WHAT IS NEEDED: Search the records for the word "الامر" and pick out every line that has it.

DATASET RECORDS:
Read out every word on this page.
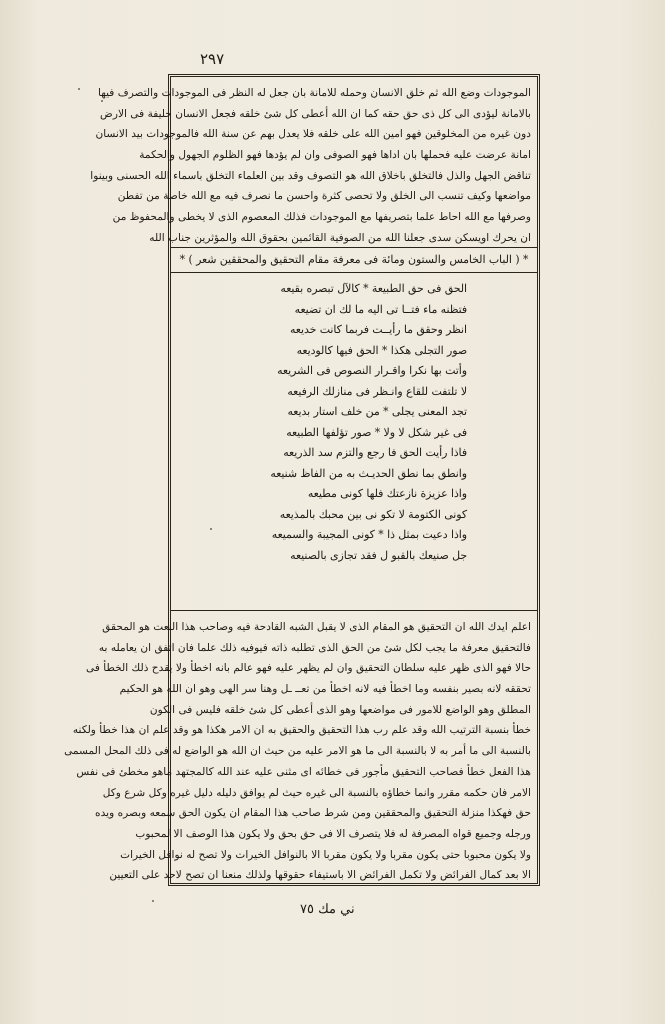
٢٩٧
الموجودات وضع الله ثم خلق الانسان وحمله للامانة بان جعل له النظر فى الموجودات والتصرف فيها
بالامانة ليؤدى الى كل ذى حق حقه كما ان الله أعطى كل شئ خلقه فجعل الانسان خليفة فى الارض
دون غيره من المخلوقين فهو امين الله على خلقه فلا يعدل بهم عن سنة الله فالموجودات بيد الانسان
امانة عرضت عليه فحملها بان اداها فهو الصوفى وان لم يؤدها فهو الظلوم الجهول والحكمة
تناقض الجهل والذل فالتخلق باخلاق الله هو التصوف وقد بين العلماء التخلق باسماء الله الحسنى وبينوا
مواضعها وكيف تنسب الى الخلق ولا تحصى كثرة واحسن ما نصرف فيه مع الله خاصة من تفطن
وصرفها مع الله احاط علما بتصريفها مع الموجودات فذلك المعصوم الذى لا يخطى والمحفوظ من
ان يحرك اويسكن سدى جعلنا الله من الصوفية القائمين بحقوق الله والمؤثرين جناب الله
* ( الباب الخامس والستون ومائة فى معرفة مقام التحقيق والمحققين شعر ) *
الحق فى حق الطبيعة * كالآل تبصره بقيعه
فتظنه ماء فتــا تى اليه ما لك ان تضيعه
انظر وحقق ما رأيــت فربما كانت خديعه
صور التجلى هكذا * الحق فيها كالودیعه
وأتت بها نكرا واقـرار النصوص فى الشريعه
لا تلتفت للقاع وانـظر فى منازلك الرفيعه
تجد المعنى يجلى * من خلف استار بديعه
فى غير شكل لا ولا * صور تؤلفها الطبيعه
فاذا رأيت الحق فا رجع والتزم سد الذريعه
وانطق بما نطق الحديـث به من الفاظ شنيعه
واذا عزيزة نازعتك فلها كونى مطيعه
كونى الكتومة لا تكو نى بين محبك بالمذيعه
واذا دعيت بمثل ذا * كونى المجيبة والسميعه
جل صنيعك بالقبو ل فقد تجازى بالصنيعه
اعلم ايدك الله ان التحقيق هو المقام الذى لا يقبل الشبه القادحة فيه وصاحب هذا النعت هو المحقق
فالتحقيق معرفة ما يجب لكل شئ من الحق الذى تطلبه ذاته فيوفيه ذلك علما فان اتفق ان يعامله به
حالا فهو الذى ظهر عليه سلطان التحقيق وان لم يظهر عليه فهو عالم بانه اخطأ ولا يقدح ذلك الخطأ فى
تحققه لانه بصير بنفسه وما اخطأ فيه لانه اخطأ من تعــ ـل وهنا سر الهى وهو ان الله هو الحكيم
المطلق وهو الواضع للامور فى مواضعها وهو الذى أعطى كل شئ خلقه فليس فى الكون
خطأ بنسبة الترتيب الله وقد علم رب هذا التحقيق والحقيق به ان الامر هكذا هو وقد علم ان هذا خطأ ولكنه
بالنسبة الى ما أمر به لا بالنسبة الى ما هو الامر عليه من حيث ان الله هو الواضع له فى ذلك المحل المسمى
هذا الفعل خطأ فصاحب التحقيق مأجور فى خطائه اى مثنى عليه عند الله كالمجتهد ماهو مخطئ فى نفس
الامر فان حكمه مقرر وانما خطاؤه بالنسبة الى غيره حيث لم يوافق دليله دليل غيره وكل شرع وكل
حق فهكذا منزلة التحقيق والمحققين ومن شرط صاحب هذا المقام ان يكون الحق سمعه وبصره ويده
ورجله وجميع قواه المصرفة له فلا يتصرف الا فى حق بحق ولا يكون هذا الوصف الا لمحبوب
ولا يكون محبوبا حتى يكون مقربا ولا يكون مقربا الا بالنوافل الخيرات ولا تصح له نوافل الخيرات
الا بعد كمال الفرائض ولا تكمل الفرائض الا باستيفاء حقوقها ولذلك منعنا ان تصح لاحد على التعيين
ني مك ٧٥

REPLY:
خطأ بنسبة الترتيب الله وقد علم رب هذا التحقيق والحقيق به ان الامر هكذا هو وقد علم ان هذا خطأ ولكنه
بالنسبة الى ما أمر به لا بالنسبة الى ما هو الامر عليه من حيث ان الله هو الواضع له فى ذلك المحل المسمى
الامر فان حكمه مقرر وانما خطاؤه بالنسبة الى غيره حيث لم يوافق دليله دليل غيره وكل شرع وكل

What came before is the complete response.